> [Stored records]:
>> BEGIN

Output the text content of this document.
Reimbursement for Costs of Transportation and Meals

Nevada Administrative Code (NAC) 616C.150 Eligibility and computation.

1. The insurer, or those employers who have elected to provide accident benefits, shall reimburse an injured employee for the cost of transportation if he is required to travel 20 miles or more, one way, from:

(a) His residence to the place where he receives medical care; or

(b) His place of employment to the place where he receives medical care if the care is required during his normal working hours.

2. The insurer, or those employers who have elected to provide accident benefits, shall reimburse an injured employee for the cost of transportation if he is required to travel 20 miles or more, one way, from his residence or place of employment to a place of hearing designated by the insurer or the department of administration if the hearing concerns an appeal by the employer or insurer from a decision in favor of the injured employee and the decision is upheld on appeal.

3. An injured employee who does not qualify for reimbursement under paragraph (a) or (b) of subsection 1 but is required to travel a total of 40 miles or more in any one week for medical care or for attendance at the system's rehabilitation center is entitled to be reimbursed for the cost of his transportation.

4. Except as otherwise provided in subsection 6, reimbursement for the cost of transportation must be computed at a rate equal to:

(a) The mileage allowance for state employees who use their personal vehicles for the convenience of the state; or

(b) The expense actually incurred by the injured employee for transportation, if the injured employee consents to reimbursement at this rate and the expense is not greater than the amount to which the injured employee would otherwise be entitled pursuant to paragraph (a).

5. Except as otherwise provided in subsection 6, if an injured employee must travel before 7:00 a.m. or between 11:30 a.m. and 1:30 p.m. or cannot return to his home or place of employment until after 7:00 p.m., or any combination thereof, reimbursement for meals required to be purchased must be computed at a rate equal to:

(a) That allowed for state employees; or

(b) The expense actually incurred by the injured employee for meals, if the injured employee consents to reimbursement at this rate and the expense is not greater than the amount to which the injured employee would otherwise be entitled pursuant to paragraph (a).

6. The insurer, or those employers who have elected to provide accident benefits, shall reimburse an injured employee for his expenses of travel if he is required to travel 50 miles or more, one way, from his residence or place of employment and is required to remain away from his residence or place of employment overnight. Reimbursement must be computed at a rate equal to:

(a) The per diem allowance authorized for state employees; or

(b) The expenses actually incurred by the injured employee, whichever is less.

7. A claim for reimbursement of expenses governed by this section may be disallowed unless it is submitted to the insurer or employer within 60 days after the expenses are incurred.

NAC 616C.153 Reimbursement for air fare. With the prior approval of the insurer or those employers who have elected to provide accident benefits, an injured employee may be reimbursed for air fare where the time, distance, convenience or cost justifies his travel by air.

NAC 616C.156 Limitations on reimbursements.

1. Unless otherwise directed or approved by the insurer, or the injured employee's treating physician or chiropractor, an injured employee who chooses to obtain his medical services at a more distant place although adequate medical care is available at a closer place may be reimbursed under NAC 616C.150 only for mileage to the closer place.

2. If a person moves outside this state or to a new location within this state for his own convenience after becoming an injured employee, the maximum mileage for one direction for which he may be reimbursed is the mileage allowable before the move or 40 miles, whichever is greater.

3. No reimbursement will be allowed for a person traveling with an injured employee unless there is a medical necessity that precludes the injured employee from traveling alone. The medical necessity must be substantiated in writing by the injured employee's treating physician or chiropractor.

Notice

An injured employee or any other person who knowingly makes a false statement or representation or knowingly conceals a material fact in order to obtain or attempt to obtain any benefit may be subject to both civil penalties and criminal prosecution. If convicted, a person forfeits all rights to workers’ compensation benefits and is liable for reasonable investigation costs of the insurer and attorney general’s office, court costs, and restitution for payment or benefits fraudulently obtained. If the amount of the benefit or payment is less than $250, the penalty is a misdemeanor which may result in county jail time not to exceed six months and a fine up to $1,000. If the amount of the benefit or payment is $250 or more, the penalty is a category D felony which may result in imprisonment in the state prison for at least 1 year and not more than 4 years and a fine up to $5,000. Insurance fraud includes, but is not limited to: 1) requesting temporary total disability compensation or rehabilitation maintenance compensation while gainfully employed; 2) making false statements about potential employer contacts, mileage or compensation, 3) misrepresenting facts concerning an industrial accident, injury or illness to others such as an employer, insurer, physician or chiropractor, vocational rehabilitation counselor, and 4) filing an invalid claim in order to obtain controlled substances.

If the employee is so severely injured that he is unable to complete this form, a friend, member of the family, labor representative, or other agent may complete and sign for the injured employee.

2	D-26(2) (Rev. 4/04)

>> END

> [DIRECTION]:
Give back the whole listing, word for word.

> [RESPONSE TO THE TASK]:
Output the text content of this document.
Reimbursement for Costs of Transportation and Meals

Nevada Administrative Code (NAC) 616C.150 Eligibility and computation.

1. The insurer, or those employers who have elected to provide accident benefits, shall reimburse an injured employee for the cost of transportation if he is required to travel 20 miles or more, one way, from:

(a) His residence to the place where he receives medical care; or

(b) His place of employment to the place where he receives medical care if the care is required during his normal working hours.

2. The insurer, or those employers who have elected to provide accident benefits, shall reimburse an injured employee for the cost of transportation if he is required to travel 20 miles or more, one way, from his residence or place of employment to a place of hearing designated by the insurer or the department of administration if the hearing concerns an appeal by the employer or insurer from a decision in favor of the injured employee and the decision is upheld on appeal.

3. An injured employee who does not qualify for reimbursement under paragraph (a) or (b) of subsection 1 but is required to travel a total of 40 miles or more in any one week for medical care or for attendance at the system's rehabilitation center is entitled to be reimbursed for the cost of his transportation.

4. Except as otherwise provided in subsection 6, reimbursement for the cost of transportation must be computed at a rate equal to:

(a) The mileage allowance for state employees who use their personal vehicles for the convenience of the state; or

(b) The expense actually incurred by the injured employee for transportation, if the injured employee consents to reimbursement at this rate and the expense is not greater than the amount to which the injured employee would otherwise be entitled pursuant to paragraph (a).

5. Except as otherwise provided in subsection 6, if an injured employee must travel before 7:00 a.m. or between 11:30 a.m. and 1:30 p.m. or cannot return to his home or place of employment until after 7:00 p.m., or any combination thereof, reimbursement for meals required to be purchased must be computed at a rate equal to:

(a) That allowed for state employees; or

(b) The expense actually incurred by the injured employee for meals, if the injured employee consents to reimbursement at this rate and the expense is not greater than the amount to which the injured employee would otherwise be entitled pursuant to paragraph (a).

6. The insurer, or those employers who have elected to provide accident benefits, shall reimburse an injured employee for his expenses of travel if he is required to travel 50 miles or more, one way, from his residence or place of employment and is required to remain away from his residence or place of employment overnight. Reimbursement must be computed at a rate equal to:

(a) The per diem allowance authorized for state employees; or

(b) The expenses actually incurred by the injured employee, whichever is less.

7. A claim for reimbursement of expenses governed by this section may be disallowed unless it is submitted to the insurer or employer within 60 days after the expenses are incurred.

NAC 616C.153 Reimbursement for air fare. With the prior approval of the insurer or those employers who have elected to provide accident benefits, an injured employee may be reimbursed for air fare where the time, distance, convenience or cost justifies his travel by air.

NAC 616C.156 Limitations on reimbursements.

1. Unless otherwise directed or approved by the insurer, or the injured employee's treating physician or chiropractor, an injured employee who chooses to obtain his medical services at a more distant place although adequate medical care is available at a closer place may be reimbursed under NAC 616C.150 only for mileage to the closer place.

2. If a person moves outside this state or to a new location within this state for his own convenience after becoming an injured employee, the maximum mileage for one direction for which he may be reimbursed is the mileage allowable before the move or 40 miles, whichever is greater.

3. No reimbursement will be allowed for a person traveling with an injured employee unless there is a medical necessity that precludes the injured employee from traveling alone. The medical necessity must be substantiated in writing by the injured employee's treating physician or chiropractor.

Notice

An injured employee or any other person who knowingly makes a false statement or representation or knowingly conceals a material fact in order to obtain or attempt to obtain any benefit may be subject to both civil penalties and criminal prosecution. If convicted, a person forfeits all rights to workers’ compensation benefits and is liable for reasonable investigation costs of the insurer and attorney general’s office, court costs, and restitution for payment or benefits fraudulently obtained. If the amount of the benefit or payment is less than $250, the penalty is a misdemeanor which may result in county jail time not to exceed six months and a fine up to $1,000. If the amount of the benefit or payment is $250 or more, the penalty is a category D felony which may result in imprisonment in the state prison for at least 1 year and not more than 4 years and a fine up to $5,000. Insurance fraud includes, but is not limited to: 1) requesting temporary total disability compensation or rehabilitation maintenance compensation while gainfully employed; 2) making false statements about potential employer contacts, mileage or compensation, 3) misrepresenting facts concerning an industrial accident, injury or illness to others such as an employer, insurer, physician or chiropractor, vocational rehabilitation counselor, and 4) filing an invalid claim in order to obtain controlled substances.

If the employee is so severely injured that he is unable to complete this form, a friend, member of the family, labor representative, or other agent may complete and sign for the injured employee.

2	D-26(2) (Rev. 4/04)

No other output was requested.